§ What this task involves: In the listing below, find every line with the string "Berufsfachschule" and pull it out.

* Start *

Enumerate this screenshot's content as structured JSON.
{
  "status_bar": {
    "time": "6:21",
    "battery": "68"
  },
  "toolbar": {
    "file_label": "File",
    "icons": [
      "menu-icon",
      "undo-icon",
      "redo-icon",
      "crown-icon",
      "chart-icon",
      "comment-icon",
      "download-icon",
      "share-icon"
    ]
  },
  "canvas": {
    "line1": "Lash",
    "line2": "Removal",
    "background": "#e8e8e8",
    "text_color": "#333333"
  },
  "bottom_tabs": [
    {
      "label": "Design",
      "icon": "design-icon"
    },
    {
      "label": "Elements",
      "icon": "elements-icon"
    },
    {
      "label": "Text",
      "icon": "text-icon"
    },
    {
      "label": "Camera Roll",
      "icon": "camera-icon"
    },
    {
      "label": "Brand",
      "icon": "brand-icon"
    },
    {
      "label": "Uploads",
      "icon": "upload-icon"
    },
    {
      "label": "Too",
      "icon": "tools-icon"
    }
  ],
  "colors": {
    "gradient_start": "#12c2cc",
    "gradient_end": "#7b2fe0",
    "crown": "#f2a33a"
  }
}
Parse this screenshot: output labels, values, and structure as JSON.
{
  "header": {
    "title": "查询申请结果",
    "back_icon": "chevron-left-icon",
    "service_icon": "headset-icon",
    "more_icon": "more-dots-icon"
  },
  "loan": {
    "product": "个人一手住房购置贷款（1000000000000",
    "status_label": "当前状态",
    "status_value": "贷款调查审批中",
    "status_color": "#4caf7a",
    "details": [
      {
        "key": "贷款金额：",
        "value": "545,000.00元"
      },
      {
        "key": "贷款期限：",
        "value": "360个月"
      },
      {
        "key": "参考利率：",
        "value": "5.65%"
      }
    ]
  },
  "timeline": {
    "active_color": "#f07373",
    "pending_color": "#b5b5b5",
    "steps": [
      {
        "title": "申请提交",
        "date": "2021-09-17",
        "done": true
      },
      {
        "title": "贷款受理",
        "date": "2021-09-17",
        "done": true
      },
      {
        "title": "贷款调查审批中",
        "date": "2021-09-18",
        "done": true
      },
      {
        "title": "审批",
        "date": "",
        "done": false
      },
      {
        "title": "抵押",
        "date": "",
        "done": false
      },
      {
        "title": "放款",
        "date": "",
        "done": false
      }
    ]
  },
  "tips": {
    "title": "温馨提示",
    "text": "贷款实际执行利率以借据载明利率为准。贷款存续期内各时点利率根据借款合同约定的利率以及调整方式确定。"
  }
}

* End *
* Start *

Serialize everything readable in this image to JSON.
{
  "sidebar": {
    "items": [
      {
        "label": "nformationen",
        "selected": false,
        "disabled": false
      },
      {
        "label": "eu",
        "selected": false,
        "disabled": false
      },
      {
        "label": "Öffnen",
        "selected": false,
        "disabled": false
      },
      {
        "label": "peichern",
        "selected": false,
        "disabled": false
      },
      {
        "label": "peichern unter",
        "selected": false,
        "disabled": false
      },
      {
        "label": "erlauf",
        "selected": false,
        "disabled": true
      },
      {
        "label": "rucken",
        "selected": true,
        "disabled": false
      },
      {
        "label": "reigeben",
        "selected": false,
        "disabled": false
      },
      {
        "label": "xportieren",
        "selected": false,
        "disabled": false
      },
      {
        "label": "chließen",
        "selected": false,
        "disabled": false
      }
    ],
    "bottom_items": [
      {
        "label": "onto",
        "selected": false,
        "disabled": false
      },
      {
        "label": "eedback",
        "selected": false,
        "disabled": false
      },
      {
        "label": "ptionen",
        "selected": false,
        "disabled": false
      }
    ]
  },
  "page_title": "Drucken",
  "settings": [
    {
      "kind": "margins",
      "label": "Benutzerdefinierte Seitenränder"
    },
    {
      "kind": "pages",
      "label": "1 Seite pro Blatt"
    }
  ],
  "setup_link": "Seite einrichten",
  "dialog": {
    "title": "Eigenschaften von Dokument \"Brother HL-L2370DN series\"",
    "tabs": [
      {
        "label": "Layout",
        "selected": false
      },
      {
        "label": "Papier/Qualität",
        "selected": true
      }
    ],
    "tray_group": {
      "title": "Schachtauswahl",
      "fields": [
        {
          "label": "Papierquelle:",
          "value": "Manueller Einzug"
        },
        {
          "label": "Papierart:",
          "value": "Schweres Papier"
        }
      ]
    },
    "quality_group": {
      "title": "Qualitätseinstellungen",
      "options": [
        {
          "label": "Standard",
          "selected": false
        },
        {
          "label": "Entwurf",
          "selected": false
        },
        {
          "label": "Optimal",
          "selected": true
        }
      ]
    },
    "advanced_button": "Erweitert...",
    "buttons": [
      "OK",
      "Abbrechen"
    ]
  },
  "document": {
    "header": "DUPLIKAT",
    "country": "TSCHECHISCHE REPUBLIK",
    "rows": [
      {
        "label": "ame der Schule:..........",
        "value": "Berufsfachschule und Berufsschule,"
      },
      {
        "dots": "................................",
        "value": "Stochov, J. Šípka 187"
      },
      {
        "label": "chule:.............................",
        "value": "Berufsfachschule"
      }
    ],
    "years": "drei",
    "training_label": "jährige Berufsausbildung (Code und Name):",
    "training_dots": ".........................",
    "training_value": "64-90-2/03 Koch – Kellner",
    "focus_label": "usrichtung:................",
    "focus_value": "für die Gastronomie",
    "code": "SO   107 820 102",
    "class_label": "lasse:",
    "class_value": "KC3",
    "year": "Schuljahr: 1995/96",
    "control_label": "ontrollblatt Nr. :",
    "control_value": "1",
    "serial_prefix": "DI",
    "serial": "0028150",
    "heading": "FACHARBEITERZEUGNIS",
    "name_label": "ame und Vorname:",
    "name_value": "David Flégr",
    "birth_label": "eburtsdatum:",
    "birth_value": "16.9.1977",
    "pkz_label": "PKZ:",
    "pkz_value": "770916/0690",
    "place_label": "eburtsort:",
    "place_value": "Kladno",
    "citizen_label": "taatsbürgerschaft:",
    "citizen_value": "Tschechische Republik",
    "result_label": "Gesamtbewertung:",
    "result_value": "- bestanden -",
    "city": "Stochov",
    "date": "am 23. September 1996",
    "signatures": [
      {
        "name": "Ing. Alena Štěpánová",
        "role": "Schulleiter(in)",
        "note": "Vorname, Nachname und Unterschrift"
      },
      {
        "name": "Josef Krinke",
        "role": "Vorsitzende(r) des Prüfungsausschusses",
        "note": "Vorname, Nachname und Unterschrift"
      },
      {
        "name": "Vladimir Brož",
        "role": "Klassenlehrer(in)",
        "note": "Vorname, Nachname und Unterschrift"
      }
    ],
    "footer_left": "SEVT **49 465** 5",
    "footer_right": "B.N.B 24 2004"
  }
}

* End *

§ The reply:
        "value": "Berufsfachschule und Berufsschule,"
        "value": "Berufsfachschule"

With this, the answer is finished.